Photos : © Didier Constant, Marc Constant, Nathalie Renaud, David Reygondeau/Good Shoot, SERT, Kawasaki SRC, Honda Endurance Racing

La 79e édition en bref

Absent du Castellet depuis 2000, le Bol d’or effectuait cette année un retour attendu sur le tracé varois, l’un des plus beaux d’Europe. Après 16 années à Magny-Cours, la classique était en perte de vitesse et avait besoin de sang neuf. Le changement a été salutaire et cette 79e édition a été un succès sur toute la ligne puisque pas moins de 74 000 spectateurs y ont assisté. Une édition courue sous un ciel bleu et un soleil radieux.

Sur le plan sportif, le Bol d’or 2015 a été remporté par l’écurie Kawasaki SRC. L’équipage constitué de Gregory Leblanc, Fabien Foret et Matthieu Lagrive gagne ainsi la classique pour une quatrième fois d’affilée. Il s’agit de la onzième victoire de Kawasaki dans une course de 24 heures.

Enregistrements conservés

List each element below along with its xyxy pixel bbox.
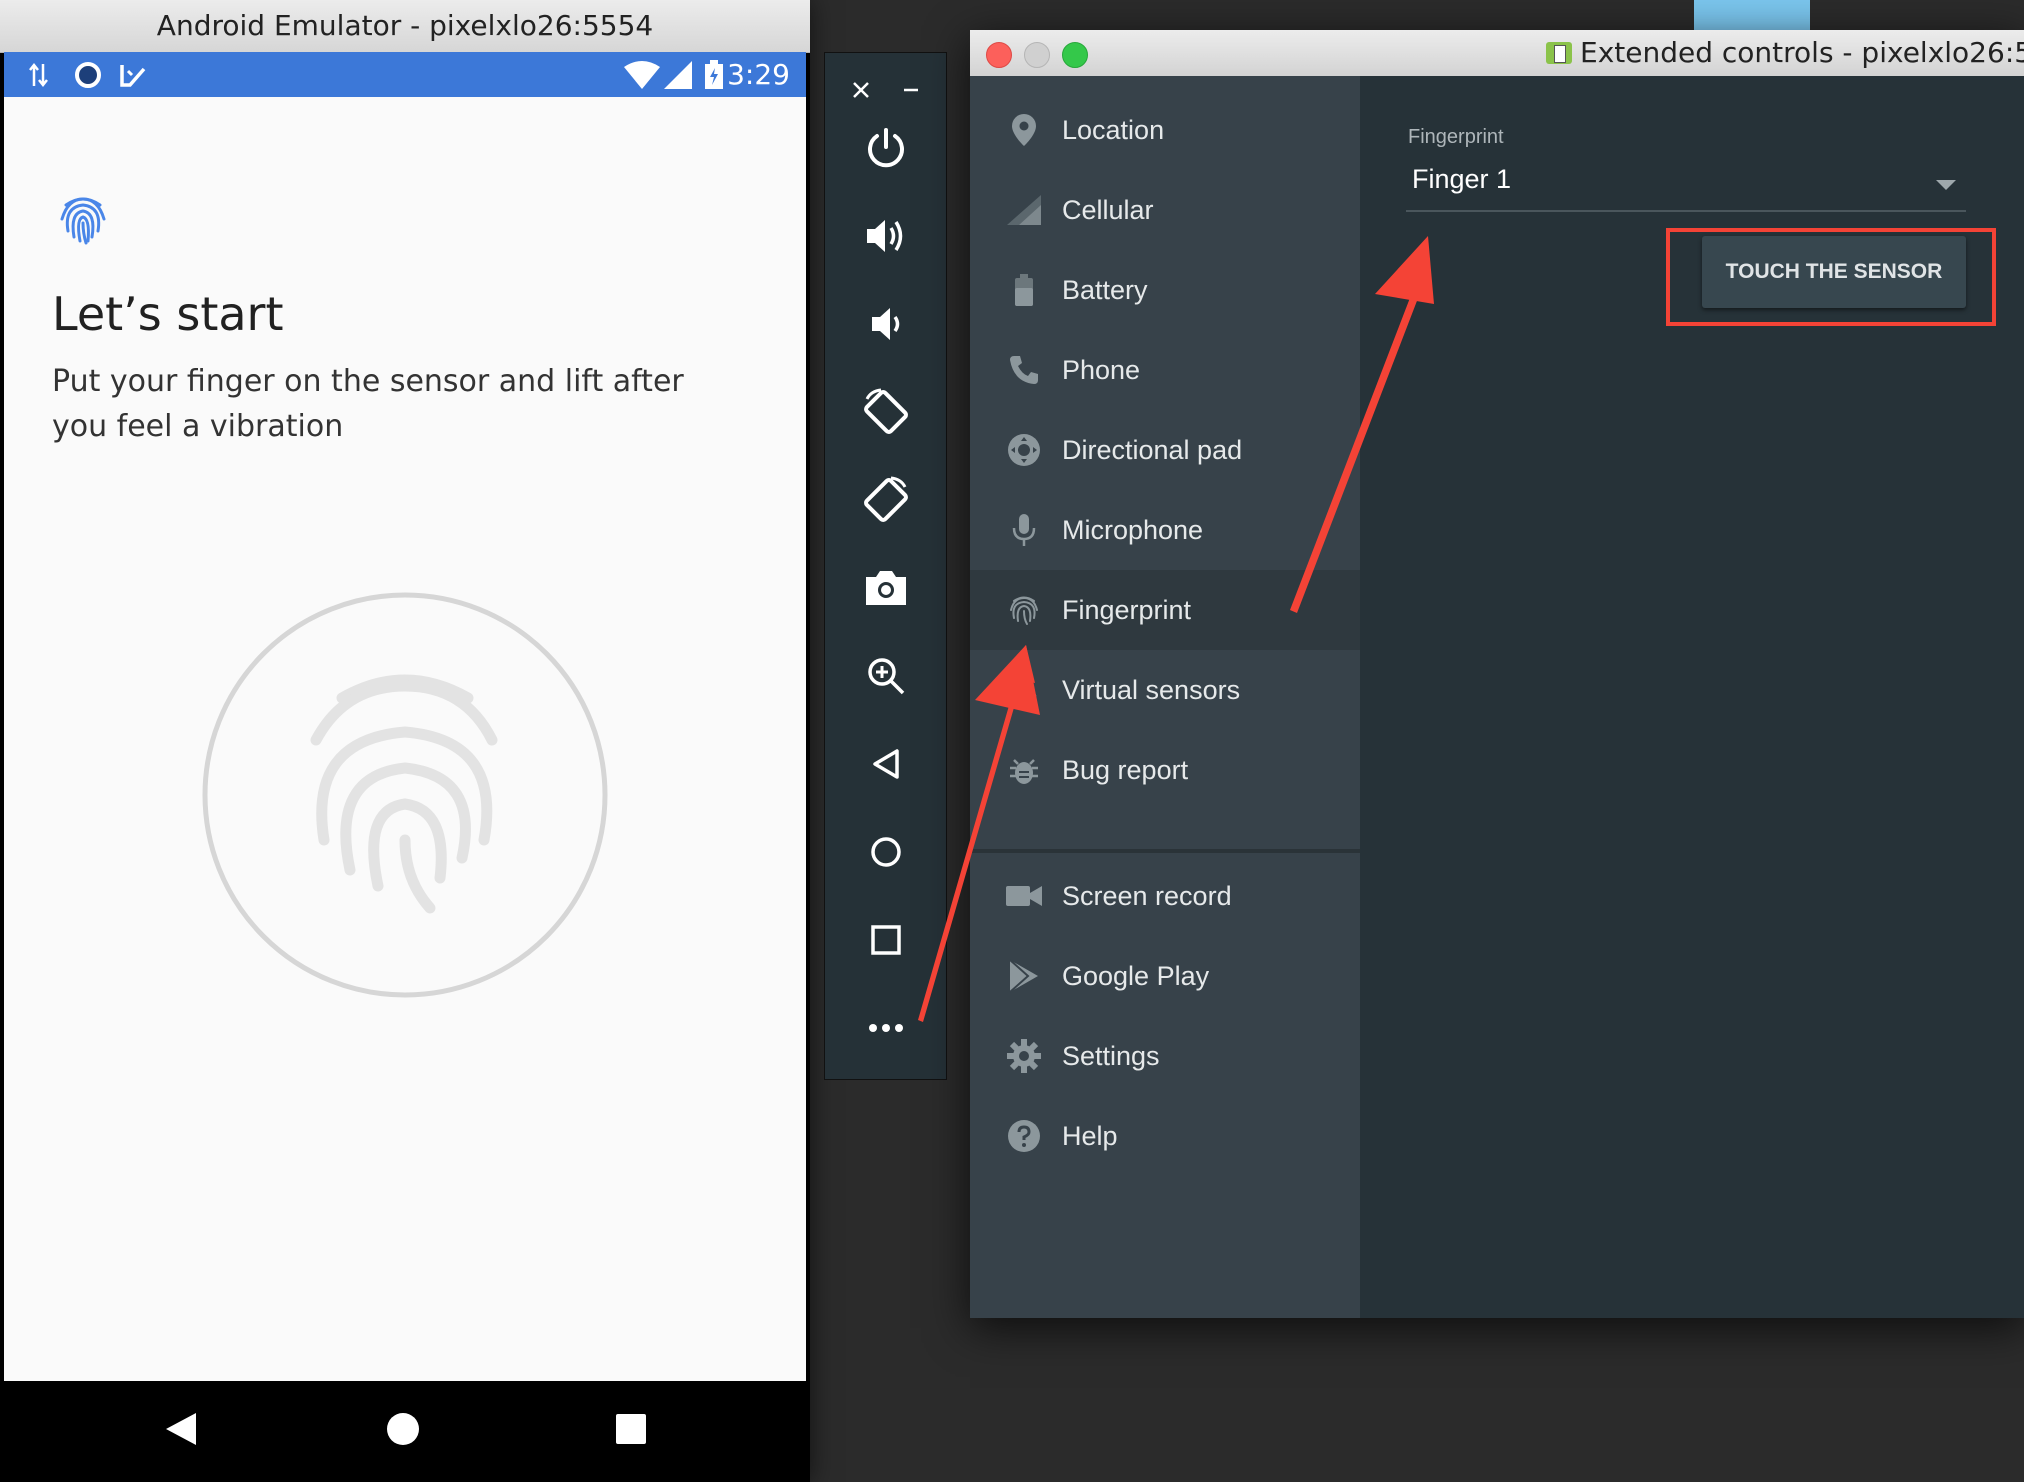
page-title: Let’s start	[52, 287, 284, 341]
sidebar-item-google-play[interactable]: Google Play	[970, 936, 1360, 1016]
signal-icon	[1004, 190, 1044, 230]
wifi-icon	[624, 52, 660, 97]
extended-controls-titlebar: Extended controls - pixelxlo26:5554	[970, 30, 2024, 77]
extended-controls-sidebar: Location Cellular Battery Phone Directio…	[970, 76, 1360, 1318]
emulator-title: Android Emulator - pixelxlo26:5554	[0, 0, 810, 53]
emulator-toolbar	[824, 52, 947, 1080]
sidebar-item-virtual-sensors[interactable]: Virtual sensors	[970, 650, 1360, 730]
rotate-right-icon[interactable]	[825, 465, 946, 535]
sidebar-item-settings[interactable]: Settings	[970, 1016, 1360, 1096]
extended-controls-window: Extended controls - pixelxlo26:5554 Loca…	[970, 30, 2024, 1318]
status-bar: 3:29	[4, 52, 806, 97]
finger-select-value: Finger 1	[1412, 164, 1512, 194]
videocam-icon	[1004, 876, 1044, 916]
emulator-window: Android Emulator - pixelxlo26:5554 3:29	[0, 0, 810, 1482]
power-icon[interactable]	[825, 113, 946, 183]
battery-charging-icon	[704, 52, 724, 97]
background-window-edge	[1694, 0, 1810, 30]
sidebar-item-phone[interactable]: Phone	[970, 330, 1360, 410]
sync-icon	[74, 52, 102, 97]
extended-controls-title: Extended controls - pixelxlo26:5554	[1580, 36, 2024, 69]
chevron-down-icon	[1936, 180, 1956, 190]
nav-home-button[interactable]	[386, 1381, 420, 1477]
sidebar-item-directional-pad[interactable]: Directional pad	[970, 410, 1360, 490]
close-icon[interactable]	[841, 71, 881, 111]
dpad-icon	[1004, 430, 1044, 470]
sidebar-item-battery[interactable]: Battery	[970, 250, 1360, 330]
sidebar-item-bug-report[interactable]: Bug report	[970, 730, 1360, 810]
phone-icon	[1004, 350, 1044, 390]
phone-screen: Let’s start Put your finger on the senso…	[4, 97, 806, 1381]
android-nav-bar	[4, 1381, 806, 1477]
window-close-button[interactable]	[986, 42, 1012, 68]
touch-sensor-button[interactable]: TOUCH THE SENSOR	[1702, 236, 1966, 308]
gear-icon	[1004, 1036, 1044, 1076]
sidebar-divider	[970, 849, 1360, 853]
emulator-app-icon	[1546, 42, 1572, 64]
home-icon[interactable]	[825, 817, 946, 887]
download-check-icon	[118, 52, 148, 97]
sidebar-item-cellular[interactable]: Cellular	[970, 170, 1360, 250]
rotate-device-icon	[1004, 670, 1044, 710]
volume-down-icon[interactable]	[825, 289, 946, 359]
help-icon	[1004, 1116, 1044, 1156]
finger-select[interactable]: Finger 1	[1406, 156, 1966, 212]
overview-icon[interactable]	[825, 905, 946, 975]
battery-icon	[1004, 270, 1044, 310]
bug-icon	[1004, 750, 1044, 790]
fingerprint-panel: Fingerprint Finger 1 TOUCH THE SENSOR	[1360, 76, 2024, 1318]
sidebar-item-fingerprint[interactable]: Fingerprint	[970, 570, 1360, 650]
rotate-left-icon[interactable]	[825, 377, 946, 447]
zoom-icon[interactable]	[825, 641, 946, 711]
page-instructions: Put your finger on the sensor and lift a…	[52, 364, 684, 444]
cell-signal-icon	[664, 52, 692, 97]
window-zoom-button[interactable]	[1062, 42, 1088, 68]
window-minimize-button[interactable]	[1024, 42, 1050, 68]
sidebar-item-screen-record[interactable]: Screen record	[970, 856, 1360, 936]
fingerprint-field-label: Fingerprint	[1408, 126, 1504, 148]
sidebar-item-help[interactable]: Help	[970, 1096, 1360, 1176]
fingerprint-sensor-graphic	[200, 590, 610, 1005]
fingerprint-icon	[1004, 590, 1044, 630]
data-transfer-icon	[28, 52, 50, 97]
back-icon[interactable]	[825, 729, 946, 799]
nav-recents-button[interactable]	[616, 1381, 646, 1477]
nav-back-button[interactable]	[164, 1381, 198, 1477]
sidebar-item-microphone[interactable]: Microphone	[970, 490, 1360, 570]
volume-up-icon[interactable]	[825, 201, 946, 271]
location-pin-icon	[1004, 110, 1044, 150]
more-icon[interactable]	[825, 993, 946, 1063]
status-time: 3:29	[727, 58, 790, 91]
fingerprint-header-icon	[58, 191, 108, 252]
minimize-icon[interactable]	[891, 71, 931, 111]
play-icon	[1004, 956, 1044, 996]
sidebar-item-location[interactable]: Location	[970, 90, 1360, 170]
microphone-icon	[1004, 510, 1044, 550]
camera-icon[interactable]	[825, 553, 946, 623]
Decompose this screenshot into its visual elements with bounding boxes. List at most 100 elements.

#### Consignes:
[A] Recopiez à l'identique les lignes des enregistrements en partant de celle qui contient "287, 284, 341]" et en finissant par celle qui contient "52, 947, 1080]", ces deux lignes comprises.
[B] Prolongez le texte sur le Bol d'or 2015 au-delà de sa dernière phrase.
Le texte et les enregistrements ne proviennent pas de la même source.

#### Réponses:
[A]
page-title: Let’s start	[52, 287, 284, 341]
sidebar-item-google-play[interactable]: Google Play	[970, 936, 1360, 1016]
signal-icon	[1004, 190, 1044, 230]
wifi-icon	[624, 52, 660, 97]
extended-controls-titlebar: Extended controls - pixelxlo26:5554	[970, 30, 2024, 77]
extended-controls-sidebar: Location Cellular Battery Phone Directio…	[970, 76, 1360, 1318]
emulator-title: Android Emulator - pixelxlo26:5554	[0, 0, 810, 53]
emulator-toolbar	[824, 52, 947, 1080]

[B]
La course a été marquée par de nombreux coups de théâtre, lesquels n’ont pas épargné l’équipe de Gilles Stafler. L’épreuve a bien commencé pour la ZX-10R, Gregory Leblanc prenant la tête dès le deuxième tour suite à la chute de David Checa sur la Yamaha R1 du GMT94. Mais un mauvais choix de pneus — ils n’étaient pas adaptés à la piste refroidie par le mistral —, une panne de carburant à la fin d’un relais et un bris de chaîne secondaire ont troublé le plan de course de l’équipe française. Heureusement pour les Verts, les problèmes ont également pénalisé leurs concurrents. Gregory Leblanc, Matthieu Lagrive et Fabien Foret ont néanmoins réussi à gérer la pression et ont su mener leur course pour obtenir leur première victoire de la saison.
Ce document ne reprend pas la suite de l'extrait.